Reproduce every item below word for word, leaving out the pictures.

*DATA SUPPLIED*:
"""

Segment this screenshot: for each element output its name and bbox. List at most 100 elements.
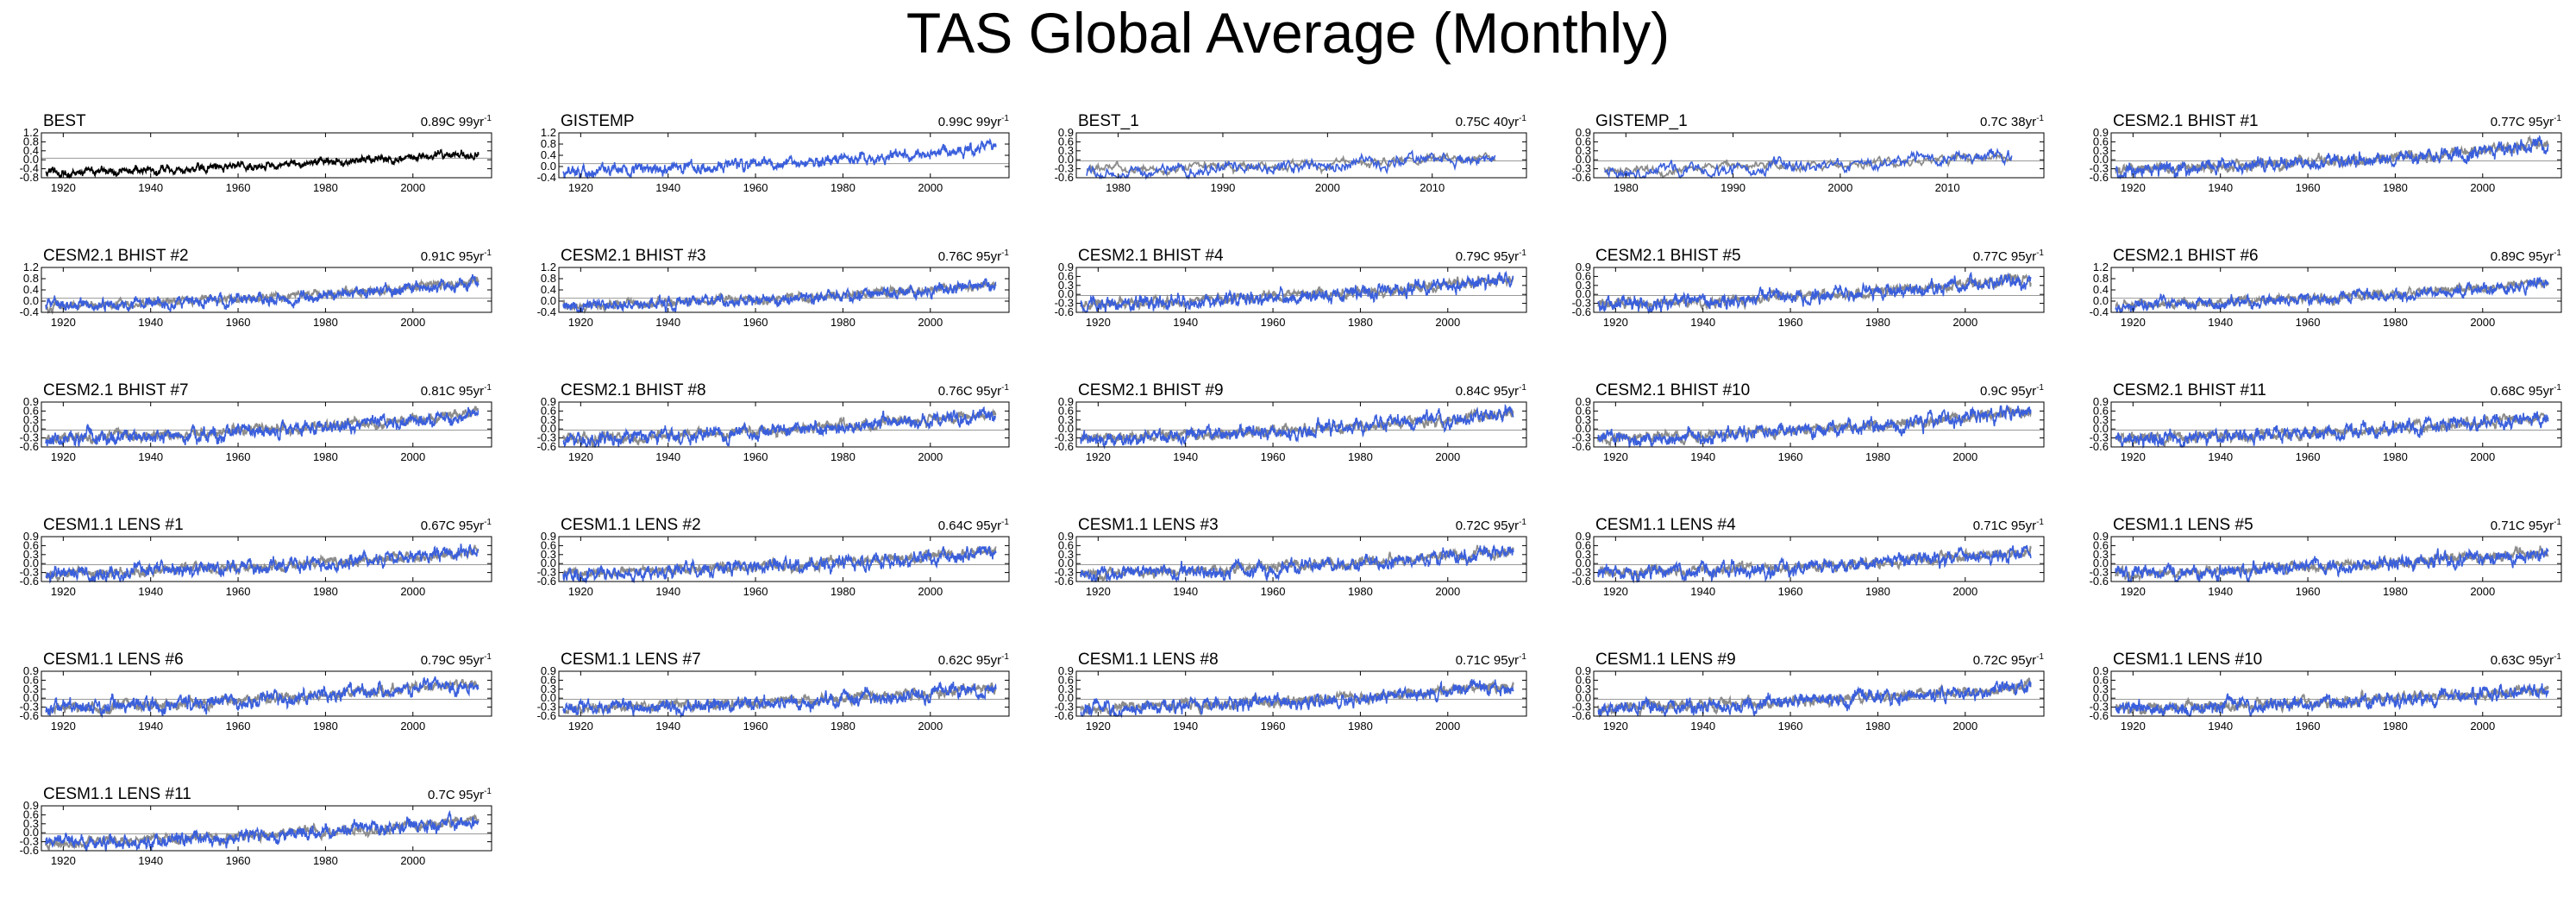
y-tick-label: 0.3 (1058, 682, 1074, 695)
y-tick-label: 0.3 (1576, 682, 1591, 695)
x-tick-label: 1940 (1173, 450, 1198, 463)
y-tick-label: -0.4 (20, 305, 39, 318)
y-tick-label: 0.6 (541, 538, 556, 551)
plot-frame (41, 670, 492, 717)
x-tick-label: 1960 (2296, 181, 2321, 194)
trend-exponent: -1 (484, 114, 492, 123)
trend-label: 0.9C 95yr-1 (1980, 383, 2044, 399)
y-tick-label: 0.9 (1576, 126, 1591, 139)
y-tick-label: 0.9 (1058, 530, 1074, 543)
panel-label: CESM2.1 BHIST #3 (561, 247, 706, 265)
trend-label: 0.75C 40yr-1 (1456, 114, 1527, 129)
y-tick-label: 0.0 (1576, 691, 1591, 704)
x-tick-label: 1920 (568, 181, 593, 194)
trend-exponent: -1 (1001, 383, 1009, 393)
x-tick-label: 1940 (1690, 450, 1715, 463)
y-tick-label: 0.9 (2093, 530, 2109, 543)
x-tick-label: 1960 (1778, 585, 1803, 598)
x-tick-label: 1960 (743, 450, 768, 463)
y-tick-label: -0.6 (537, 575, 556, 588)
trend-exponent: -1 (1519, 518, 1526, 527)
series-line (1603, 147, 2013, 180)
trend-label: 0.67C 95yr-1 (421, 518, 492, 533)
trend-exponent: -1 (1001, 114, 1009, 123)
y-tick-label: 0.3 (1058, 548, 1074, 561)
plot-frame (1593, 132, 2045, 179)
y-tick-label: 0.3 (2093, 548, 2109, 561)
chart-panel: CESM2.1 BHIST #11 0.68C 95yr-1 0.90.60.30.… (2090, 381, 2562, 463)
trend-label: 0.71C 95yr-1 (2491, 518, 2562, 533)
y-tick-label: 0.0 (2093, 153, 2109, 166)
y-tick-label: 0.8 (23, 135, 39, 148)
y-tick-label: 0.0 (1576, 422, 1591, 435)
y-tick-label: -0.6 (20, 575, 39, 588)
y-tick-label: 0.0 (23, 556, 39, 569)
y-tick-label: 0.3 (541, 548, 556, 561)
y-tick-label: 0.9 (1576, 664, 1591, 677)
y-tick-label: -0.3 (20, 835, 39, 848)
trend-exponent: -1 (484, 248, 492, 258)
x-tick-label: 2000 (400, 585, 425, 598)
x-tick-label: 1960 (2296, 720, 2321, 733)
chart-panel: CESM2.1 BHIST #3 0.76C 95yr-1 1.20.80.40.0… (537, 247, 1010, 329)
y-tick-label: 0.3 (1576, 548, 1591, 561)
trend-exponent: -1 (1001, 248, 1009, 258)
y-tick-label: 0.4 (2093, 283, 2109, 296)
y-tick-label: -0.6 (1055, 575, 1074, 588)
y-tick-label: -0.3 (20, 701, 39, 714)
panel-label: CESM2.1 BHIST #6 (2113, 247, 2259, 265)
y-tick-label: -0.6 (2090, 709, 2109, 722)
y-tick-label: -0.3 (1055, 297, 1074, 310)
y-tick-label: -0.3 (20, 566, 39, 579)
x-tick-label: 1920 (1603, 585, 1628, 598)
trend-exponent: -1 (484, 787, 492, 796)
y-tick-label: 0.9 (2093, 126, 2109, 139)
y-tick-label: 0.6 (1576, 538, 1591, 551)
x-tick-label: 1940 (138, 181, 163, 194)
y-tick-label: 0.0 (541, 160, 556, 173)
x-tick-label: 1940 (655, 720, 680, 733)
chart-panel: BEST 0.89C 99yr-1 1.20.80.40.0-0.4-0.8 1920… (20, 112, 492, 194)
x-tick-label: 1940 (2208, 181, 2233, 194)
chart-panel: CESM1.1 LENS #6 0.79C 95yr-10.90.60.30.0-… (20, 651, 492, 733)
x-tick-label: 1940 (655, 181, 680, 194)
panel-label: CESM1.1 LENS #11 (43, 785, 191, 803)
x-tick-label: 1920 (568, 450, 593, 463)
x-tick-label: 1920 (51, 585, 76, 598)
trend-exponent: -1 (2036, 652, 2044, 662)
x-tick-label: 1960 (226, 854, 251, 867)
panel-label: CESM1.1 LENS #6 (43, 651, 184, 669)
x-tick-label: 2000 (1435, 316, 1460, 329)
x-tick-label: 1960 (743, 720, 768, 733)
x-tick-label: 2000 (400, 854, 425, 867)
y-tick-label: -0.3 (2090, 566, 2109, 579)
chart-panel: GISTEMP_1 0.7C 38yr-1 0.90.60.30.0-0.3-0.6… (1572, 112, 2045, 194)
trend-exponent: -1 (2036, 518, 2044, 527)
panel-label: CESM2.1 BHIST #10 (1595, 381, 1750, 399)
plot-frame (2110, 132, 2562, 179)
y-tick-label: -0.4 (537, 171, 556, 184)
y-tick-label: -0.6 (1572, 305, 1591, 318)
trend-label: 0.72C 95yr-1 (1456, 518, 1527, 533)
x-tick-label: 1980 (1106, 181, 1131, 194)
x-tick-label: 1940 (138, 585, 163, 598)
trend-label: 0.63C 95yr-1 (2491, 652, 2562, 668)
x-tick-label: 1920 (1603, 316, 1628, 329)
reference-line (1080, 275, 1514, 311)
plot-frame (1593, 267, 2045, 313)
y-tick-label: 0.8 (23, 272, 39, 285)
trend-exponent: -1 (1519, 383, 1526, 393)
chart-panel: CESM1.1 LENS #4 0.71C 95yr-10.90.60.30.0-… (1572, 516, 2045, 598)
chart-panel: CESM1.1 LENS #8 0.71C 95yr-10.90.60.30.0-… (1055, 651, 1527, 733)
y-tick-label: -0.3 (1572, 431, 1591, 444)
y-tick-label: 1.2 (541, 126, 556, 139)
trend-label: 0.76C 95yr-1 (938, 383, 1010, 399)
x-tick-label: 2000 (400, 720, 425, 733)
y-tick-label: 0.9 (1576, 261, 1591, 274)
reference-line (2115, 135, 2549, 178)
plot-frame (1075, 536, 1527, 582)
y-tick-label: 0.6 (2093, 404, 2109, 417)
chart-panel: CESM1.1 LENS #11 0.7C 95yr-10.90.60.30.0-… (20, 785, 492, 867)
y-tick-label: 0.3 (1576, 413, 1591, 426)
y-tick-label: 0.0 (2093, 422, 2109, 435)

"""

*WRITTEN ANSWER*:
Segment this screenshot: for each element output its name and bbox. List at most 100 elements.
y-tick-label: 0.3 (1058, 682, 1074, 695)
y-tick-label: 0.3 (1576, 682, 1591, 695)
x-tick-label: 1940 (1173, 450, 1198, 463)
y-tick-label: -0.4 (20, 305, 39, 318)
y-tick-label: 0.6 (541, 538, 556, 551)
plot-frame (41, 670, 492, 717)
x-tick-label: 1960 (2296, 181, 2321, 194)
trend-exponent: -1 (484, 114, 492, 123)
trend-label: 0.9C 95yr-1 (1980, 383, 2044, 399)
y-tick-label: 0.9 (1576, 126, 1591, 139)
y-tick-label: 0.9 (1058, 530, 1074, 543)
panel-label: CESM2.1 BHIST #3 (561, 247, 706, 265)
trend-label: 0.75C 40yr-1 (1456, 114, 1527, 129)
y-tick-label: 0.0 (1576, 691, 1591, 704)
x-tick-label: 1920 (568, 181, 593, 194)
trend-exponent: -1 (1001, 383, 1009, 393)
x-tick-label: 1940 (1690, 450, 1715, 463)
y-tick-label: 0.9 (2093, 530, 2109, 543)
x-tick-label: 1960 (1778, 585, 1803, 598)
x-tick-label: 1960 (743, 450, 768, 463)
y-tick-label: -0.6 (537, 575, 556, 588)
trend-exponent: -1 (1519, 518, 1526, 527)
series-line (1603, 147, 2013, 180)
trend-label: 0.67C 95yr-1 (421, 518, 492, 533)
trend-exponent: -1 (1001, 114, 1009, 123)
y-tick-label: 0.3 (1058, 548, 1074, 561)
plot-frame (1593, 132, 2045, 179)
y-tick-label: 0.3 (2093, 548, 2109, 561)
chart-panel: CESM2.1 BHIST #11 0.68C 95yr-1 0.90.60.30.… (2090, 381, 2562, 463)
trend-label: 0.71C 95yr-1 (2491, 518, 2562, 533)
y-tick-label: 0.0 (2093, 153, 2109, 166)
y-tick-label: 0.8 (23, 135, 39, 148)
y-tick-label: 0.0 (1576, 422, 1591, 435)
y-tick-label: -0.6 (20, 575, 39, 588)
y-tick-label: 0.0 (23, 556, 39, 569)
y-tick-label: 0.3 (541, 548, 556, 561)
y-tick-label: 0.9 (1576, 664, 1591, 677)
y-tick-label: -0.3 (20, 835, 39, 848)
trend-exponent: -1 (484, 248, 492, 258)
x-tick-label: 2000 (400, 585, 425, 598)
x-tick-label: 1960 (2296, 720, 2321, 733)
chart-panel: CESM2.1 BHIST #3 0.76C 95yr-1 1.20.80.40.0… (537, 247, 1010, 329)
y-tick-label: 0.3 (1576, 548, 1591, 561)
trend-exponent: -1 (1001, 248, 1009, 258)
y-tick-label: 0.4 (2093, 283, 2109, 296)
y-tick-label: -0.6 (1055, 575, 1074, 588)
y-tick-label: -0.3 (20, 701, 39, 714)
panel-label: CESM2.1 BHIST #6 (2113, 247, 2259, 265)
y-tick-label: -0.6 (2090, 709, 2109, 722)
y-tick-label: -0.3 (1055, 297, 1074, 310)
y-tick-label: -0.3 (20, 566, 39, 579)
x-tick-label: 1920 (1603, 585, 1628, 598)
trend-exponent: -1 (484, 787, 492, 796)
y-tick-label: 0.9 (2093, 126, 2109, 139)
y-tick-label: 0.6 (1576, 538, 1591, 551)
x-tick-label: 1940 (138, 181, 163, 194)
y-tick-label: 0.0 (541, 160, 556, 173)
x-tick-label: 1940 (655, 720, 680, 733)
chart-panel: BEST 0.89C 99yr-1 1.20.80.40.0-0.4-0.8 1920… (20, 112, 492, 194)
x-tick-label: 1940 (2208, 181, 2233, 194)
chart-panel: CESM1.1 LENS #6 0.79C 95yr-10.90.60.30.0-… (20, 651, 492, 733)
x-tick-label: 1940 (655, 181, 680, 194)
panel-label: CESM1.1 LENS #11 (43, 785, 191, 803)
x-tick-label: 1920 (568, 450, 593, 463)
x-tick-label: 1920 (51, 585, 76, 598)
trend-exponent: -1 (2036, 652, 2044, 662)
x-tick-label: 1960 (226, 854, 251, 867)
panel-label: CESM1.1 LENS #6 (43, 651, 184, 669)
x-tick-label: 2000 (1435, 316, 1460, 329)
x-tick-label: 1960 (743, 720, 768, 733)
x-tick-label: 2000 (400, 854, 425, 867)
y-tick-label: -0.3 (2090, 566, 2109, 579)
chart-panel: GISTEMP_1 0.7C 38yr-1 0.90.60.30.0-0.3-0.6… (1572, 112, 2045, 194)
trend-exponent: -1 (2036, 518, 2044, 527)
panel-label: CESM2.1 BHIST #10 (1595, 381, 1750, 399)
plot-frame (2110, 132, 2562, 179)
y-tick-label: -0.4 (537, 171, 556, 184)
y-tick-label: -0.6 (1572, 305, 1591, 318)
trend-label: 0.72C 95yr-1 (1456, 518, 1527, 533)
x-tick-label: 1980 (1106, 181, 1131, 194)
x-tick-label: 1940 (138, 585, 163, 598)
trend-label: 0.63C 95yr-1 (2491, 652, 2562, 668)
x-tick-label: 1920 (1603, 316, 1628, 329)
reference-line (1080, 275, 1514, 311)
plot-frame (1593, 267, 2045, 313)
y-tick-label: 0.8 (23, 272, 39, 285)
trend-exponent: -1 (1519, 383, 1526, 393)
chart-panel: CESM1.1 LENS #4 0.71C 95yr-10.90.60.30.0-… (1572, 516, 2045, 598)
chart-panel: CESM1.1 LENS #8 0.71C 95yr-10.90.60.30.0-… (1055, 651, 1527, 733)
y-tick-label: -0.3 (1572, 431, 1591, 444)
y-tick-label: 1.2 (541, 126, 556, 139)
trend-label: 0.76C 95yr-1 (938, 383, 1010, 399)
x-tick-label: 2000 (400, 720, 425, 733)
y-tick-label: 0.9 (1576, 261, 1591, 274)
reference-line (2115, 135, 2549, 178)
plot-frame (1075, 536, 1527, 582)
y-tick-label: 0.6 (2093, 404, 2109, 417)
chart-panel: CESM1.1 LENS #11 0.7C 95yr-10.90.60.30.0-… (20, 785, 492, 867)
y-tick-label: 0.3 (1576, 413, 1591, 426)
y-tick-label: 0.0 (2093, 422, 2109, 435)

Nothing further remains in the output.